#### TASK DIRECTIONS
Write out all entries word for word.
── SUPPLIED ENTRIES
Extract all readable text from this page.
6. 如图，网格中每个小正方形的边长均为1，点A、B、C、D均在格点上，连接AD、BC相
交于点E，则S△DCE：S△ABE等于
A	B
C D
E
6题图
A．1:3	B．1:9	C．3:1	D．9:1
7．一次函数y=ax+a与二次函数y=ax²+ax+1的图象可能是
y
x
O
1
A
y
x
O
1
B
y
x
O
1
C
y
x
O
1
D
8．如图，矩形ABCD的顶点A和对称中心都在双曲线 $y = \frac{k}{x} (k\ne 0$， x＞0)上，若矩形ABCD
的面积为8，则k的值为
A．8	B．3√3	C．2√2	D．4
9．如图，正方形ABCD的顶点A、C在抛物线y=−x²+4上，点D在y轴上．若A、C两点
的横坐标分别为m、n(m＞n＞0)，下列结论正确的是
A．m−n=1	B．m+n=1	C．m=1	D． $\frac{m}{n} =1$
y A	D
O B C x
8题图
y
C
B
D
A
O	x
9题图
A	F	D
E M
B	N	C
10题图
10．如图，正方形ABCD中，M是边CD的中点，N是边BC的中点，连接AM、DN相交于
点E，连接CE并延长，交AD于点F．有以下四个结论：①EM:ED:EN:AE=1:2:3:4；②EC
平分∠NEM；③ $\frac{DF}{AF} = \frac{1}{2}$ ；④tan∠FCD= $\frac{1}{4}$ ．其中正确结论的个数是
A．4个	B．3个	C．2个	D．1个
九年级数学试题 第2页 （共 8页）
────
#### PROBLEM SOLUTION
Extract all readable text from this page.
6. 如图，网格中每个小正方形的边长均为1，点A、B、C、D均在格点上，连接AD、BC相
交于点E，则S△DCE：S△ABE等于
A	B
C D
E
6题图
A．1:3	B．1:9	C．3:1	D．9:1
7．一次函数y=ax+a与二次函数y=ax²+ax+1的图象可能是
y
x
O
1
A
y
x
O
1
B
y
x
O
1
C
y
x
O
1
D
8．如图，矩形ABCD的顶点A和对称中心都在双曲线 $y = \frac{k}{x} (k\ne 0$， x＞0)上，若矩形ABCD
的面积为8，则k的值为
A．8	B．3√3	C．2√2	D．4
9．如图，正方形ABCD的顶点A、C在抛物线y=−x²+4上，点D在y轴上．若A、C两点
的横坐标分别为m、n(m＞n＞0)，下列结论正确的是
A．m−n=1	B．m+n=1	C．m=1	D． $\frac{m}{n} =1$
y A	D
O B C x
8题图
y
C
B
D
A
O	x
9题图
A	F	D
E M
B	N	C
10题图
10．如图，正方形ABCD中，M是边CD的中点，N是边BC的中点，连接AM、DN相交于
点E，连接CE并延长，交AD于点F．有以下四个结论：①EM:ED:EN:AE=1:2:3:4；②EC
平分∠NEM；③ $\frac{DF}{AF} = \frac{1}{2}$ ；④tan∠FCD= $\frac{1}{4}$ ．其中正确结论的个数是
A．4个	B．3个	C．2个	D．1个
九年级数学试题 第2页 （共 8页）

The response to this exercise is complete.